## EXERCISE DIRECTIONS
From the entries below, copy every line holding the word "может".

>> BEGIN GIVEN RECORDS

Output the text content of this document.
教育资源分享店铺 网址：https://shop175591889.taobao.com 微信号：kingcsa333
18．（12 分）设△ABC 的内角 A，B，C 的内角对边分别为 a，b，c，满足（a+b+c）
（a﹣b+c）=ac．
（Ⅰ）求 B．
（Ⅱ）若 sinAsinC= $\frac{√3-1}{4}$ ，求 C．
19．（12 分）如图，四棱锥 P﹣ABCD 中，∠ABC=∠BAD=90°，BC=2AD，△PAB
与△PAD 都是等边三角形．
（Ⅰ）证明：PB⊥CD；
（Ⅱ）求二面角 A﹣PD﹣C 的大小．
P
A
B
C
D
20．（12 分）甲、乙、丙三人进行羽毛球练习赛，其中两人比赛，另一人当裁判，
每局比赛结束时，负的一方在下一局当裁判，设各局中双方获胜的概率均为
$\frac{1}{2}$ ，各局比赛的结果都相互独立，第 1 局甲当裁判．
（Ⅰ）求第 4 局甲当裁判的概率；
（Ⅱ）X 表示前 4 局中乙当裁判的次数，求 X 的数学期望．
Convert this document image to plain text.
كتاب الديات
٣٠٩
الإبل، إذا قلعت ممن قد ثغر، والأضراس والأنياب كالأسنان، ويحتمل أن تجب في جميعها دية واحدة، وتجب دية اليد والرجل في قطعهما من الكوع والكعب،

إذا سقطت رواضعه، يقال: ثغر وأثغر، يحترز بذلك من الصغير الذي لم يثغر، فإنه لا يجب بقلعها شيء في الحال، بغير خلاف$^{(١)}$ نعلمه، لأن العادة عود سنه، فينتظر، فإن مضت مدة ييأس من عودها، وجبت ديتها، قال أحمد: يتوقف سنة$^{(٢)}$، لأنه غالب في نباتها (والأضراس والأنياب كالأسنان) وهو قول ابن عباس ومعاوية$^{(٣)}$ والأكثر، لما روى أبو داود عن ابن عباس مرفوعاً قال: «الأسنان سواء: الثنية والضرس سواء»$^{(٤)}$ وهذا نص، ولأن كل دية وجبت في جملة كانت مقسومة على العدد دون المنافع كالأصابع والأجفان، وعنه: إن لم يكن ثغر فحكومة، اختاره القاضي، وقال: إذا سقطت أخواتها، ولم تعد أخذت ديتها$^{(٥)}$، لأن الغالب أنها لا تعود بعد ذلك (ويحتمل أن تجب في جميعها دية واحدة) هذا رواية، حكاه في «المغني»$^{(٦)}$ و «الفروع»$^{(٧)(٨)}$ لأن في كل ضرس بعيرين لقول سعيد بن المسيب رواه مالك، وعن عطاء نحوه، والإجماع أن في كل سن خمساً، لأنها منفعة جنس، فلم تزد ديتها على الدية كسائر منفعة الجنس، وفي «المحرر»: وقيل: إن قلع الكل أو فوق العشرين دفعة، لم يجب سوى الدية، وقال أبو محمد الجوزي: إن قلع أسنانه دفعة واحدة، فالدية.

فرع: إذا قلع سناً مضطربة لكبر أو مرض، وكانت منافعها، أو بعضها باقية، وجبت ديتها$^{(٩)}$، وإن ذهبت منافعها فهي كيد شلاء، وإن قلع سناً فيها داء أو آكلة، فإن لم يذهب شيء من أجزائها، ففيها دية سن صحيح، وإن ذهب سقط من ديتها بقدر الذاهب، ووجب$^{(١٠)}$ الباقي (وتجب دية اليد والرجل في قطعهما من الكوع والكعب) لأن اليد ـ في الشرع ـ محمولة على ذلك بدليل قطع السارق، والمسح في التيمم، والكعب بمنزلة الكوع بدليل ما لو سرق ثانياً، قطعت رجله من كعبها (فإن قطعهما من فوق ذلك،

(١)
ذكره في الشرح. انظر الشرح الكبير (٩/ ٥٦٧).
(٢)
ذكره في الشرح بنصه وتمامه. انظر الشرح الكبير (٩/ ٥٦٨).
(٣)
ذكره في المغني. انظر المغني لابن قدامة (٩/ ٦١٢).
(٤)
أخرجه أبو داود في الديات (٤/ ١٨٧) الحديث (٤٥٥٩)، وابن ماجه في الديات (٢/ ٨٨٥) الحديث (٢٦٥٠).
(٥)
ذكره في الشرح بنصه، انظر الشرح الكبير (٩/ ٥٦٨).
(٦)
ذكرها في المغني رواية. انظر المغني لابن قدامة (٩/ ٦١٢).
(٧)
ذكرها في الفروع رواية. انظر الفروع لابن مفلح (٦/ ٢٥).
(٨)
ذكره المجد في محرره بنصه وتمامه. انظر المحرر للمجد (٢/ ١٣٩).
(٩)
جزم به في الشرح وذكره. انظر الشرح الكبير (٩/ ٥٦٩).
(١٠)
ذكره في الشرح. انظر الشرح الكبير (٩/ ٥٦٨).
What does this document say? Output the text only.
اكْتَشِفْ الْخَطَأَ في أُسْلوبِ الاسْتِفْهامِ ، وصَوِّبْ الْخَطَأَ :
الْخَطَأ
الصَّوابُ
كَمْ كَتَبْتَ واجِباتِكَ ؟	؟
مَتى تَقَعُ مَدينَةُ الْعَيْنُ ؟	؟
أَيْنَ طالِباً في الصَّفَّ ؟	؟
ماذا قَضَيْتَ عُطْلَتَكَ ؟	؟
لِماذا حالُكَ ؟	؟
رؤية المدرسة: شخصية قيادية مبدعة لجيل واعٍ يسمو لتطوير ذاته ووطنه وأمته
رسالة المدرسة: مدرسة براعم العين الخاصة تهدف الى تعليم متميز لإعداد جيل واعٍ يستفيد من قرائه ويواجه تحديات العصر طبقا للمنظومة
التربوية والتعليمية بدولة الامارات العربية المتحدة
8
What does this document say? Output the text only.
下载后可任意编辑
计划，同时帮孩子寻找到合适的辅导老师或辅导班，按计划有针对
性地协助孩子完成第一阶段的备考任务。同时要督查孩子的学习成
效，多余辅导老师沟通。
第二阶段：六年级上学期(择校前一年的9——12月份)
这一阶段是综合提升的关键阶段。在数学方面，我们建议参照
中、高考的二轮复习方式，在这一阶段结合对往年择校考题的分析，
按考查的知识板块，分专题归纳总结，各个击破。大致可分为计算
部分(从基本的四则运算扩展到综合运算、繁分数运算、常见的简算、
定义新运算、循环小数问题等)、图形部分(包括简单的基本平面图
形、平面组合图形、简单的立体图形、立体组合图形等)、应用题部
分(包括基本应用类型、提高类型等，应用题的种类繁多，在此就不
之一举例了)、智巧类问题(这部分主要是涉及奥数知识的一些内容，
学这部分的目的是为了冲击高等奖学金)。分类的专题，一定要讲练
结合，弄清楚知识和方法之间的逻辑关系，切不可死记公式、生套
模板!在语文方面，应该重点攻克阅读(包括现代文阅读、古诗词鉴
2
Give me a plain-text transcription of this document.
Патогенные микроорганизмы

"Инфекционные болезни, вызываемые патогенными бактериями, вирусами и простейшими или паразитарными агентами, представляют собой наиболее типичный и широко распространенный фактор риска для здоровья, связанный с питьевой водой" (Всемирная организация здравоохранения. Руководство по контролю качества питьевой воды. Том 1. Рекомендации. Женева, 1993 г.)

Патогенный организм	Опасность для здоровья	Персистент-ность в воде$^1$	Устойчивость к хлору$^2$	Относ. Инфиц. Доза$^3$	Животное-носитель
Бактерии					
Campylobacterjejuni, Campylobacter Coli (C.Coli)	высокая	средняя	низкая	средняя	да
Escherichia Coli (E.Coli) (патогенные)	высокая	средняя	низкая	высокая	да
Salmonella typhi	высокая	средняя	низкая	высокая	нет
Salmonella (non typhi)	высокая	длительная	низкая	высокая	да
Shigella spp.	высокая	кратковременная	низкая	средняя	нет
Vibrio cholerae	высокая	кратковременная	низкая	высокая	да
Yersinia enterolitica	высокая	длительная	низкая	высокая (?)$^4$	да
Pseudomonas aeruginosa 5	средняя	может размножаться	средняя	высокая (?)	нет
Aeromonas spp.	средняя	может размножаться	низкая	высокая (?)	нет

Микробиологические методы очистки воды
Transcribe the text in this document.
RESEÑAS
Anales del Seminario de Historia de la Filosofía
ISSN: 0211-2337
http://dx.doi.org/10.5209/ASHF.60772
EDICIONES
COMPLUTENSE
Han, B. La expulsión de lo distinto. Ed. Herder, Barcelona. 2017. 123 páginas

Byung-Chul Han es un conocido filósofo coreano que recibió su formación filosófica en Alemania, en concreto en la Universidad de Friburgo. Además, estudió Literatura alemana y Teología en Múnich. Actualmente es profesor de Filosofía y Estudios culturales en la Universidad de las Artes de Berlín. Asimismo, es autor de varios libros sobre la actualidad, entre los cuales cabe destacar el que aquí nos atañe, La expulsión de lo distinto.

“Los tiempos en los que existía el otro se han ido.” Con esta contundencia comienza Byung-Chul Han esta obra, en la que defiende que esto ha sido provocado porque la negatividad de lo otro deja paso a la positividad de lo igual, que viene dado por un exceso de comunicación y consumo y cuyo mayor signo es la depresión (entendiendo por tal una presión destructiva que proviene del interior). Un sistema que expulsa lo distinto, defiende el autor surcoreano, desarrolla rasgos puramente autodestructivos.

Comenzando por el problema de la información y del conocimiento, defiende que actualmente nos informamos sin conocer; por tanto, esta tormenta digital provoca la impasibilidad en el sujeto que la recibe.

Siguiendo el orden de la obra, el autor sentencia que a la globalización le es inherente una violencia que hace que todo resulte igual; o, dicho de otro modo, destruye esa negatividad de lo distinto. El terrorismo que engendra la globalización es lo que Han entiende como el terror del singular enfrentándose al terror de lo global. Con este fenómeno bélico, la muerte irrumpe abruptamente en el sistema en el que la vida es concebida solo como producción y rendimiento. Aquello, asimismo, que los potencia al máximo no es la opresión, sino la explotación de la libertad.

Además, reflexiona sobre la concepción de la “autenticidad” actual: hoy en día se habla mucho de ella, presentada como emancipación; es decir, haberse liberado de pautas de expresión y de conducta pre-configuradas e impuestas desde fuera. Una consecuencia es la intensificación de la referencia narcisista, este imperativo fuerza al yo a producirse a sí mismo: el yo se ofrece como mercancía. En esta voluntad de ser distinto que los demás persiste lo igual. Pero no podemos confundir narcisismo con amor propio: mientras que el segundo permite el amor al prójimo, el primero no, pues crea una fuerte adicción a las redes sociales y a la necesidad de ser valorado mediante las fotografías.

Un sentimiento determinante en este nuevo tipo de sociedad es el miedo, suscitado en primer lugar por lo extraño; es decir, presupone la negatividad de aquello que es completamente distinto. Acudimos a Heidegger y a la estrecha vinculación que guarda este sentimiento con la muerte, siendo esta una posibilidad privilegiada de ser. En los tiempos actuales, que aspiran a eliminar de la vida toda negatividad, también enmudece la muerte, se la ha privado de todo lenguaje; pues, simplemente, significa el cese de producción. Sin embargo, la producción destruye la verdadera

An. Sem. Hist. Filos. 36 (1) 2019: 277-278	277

>> END GIVEN RECORDS

## SOLUTION TO THE PROBLEM
Pseudomonas aeruginosa 5	средняя	может размножаться	средняя	высокая (?)	нет
Aeromonas spp.	средняя	может размножаться	низкая	высокая (?)	нет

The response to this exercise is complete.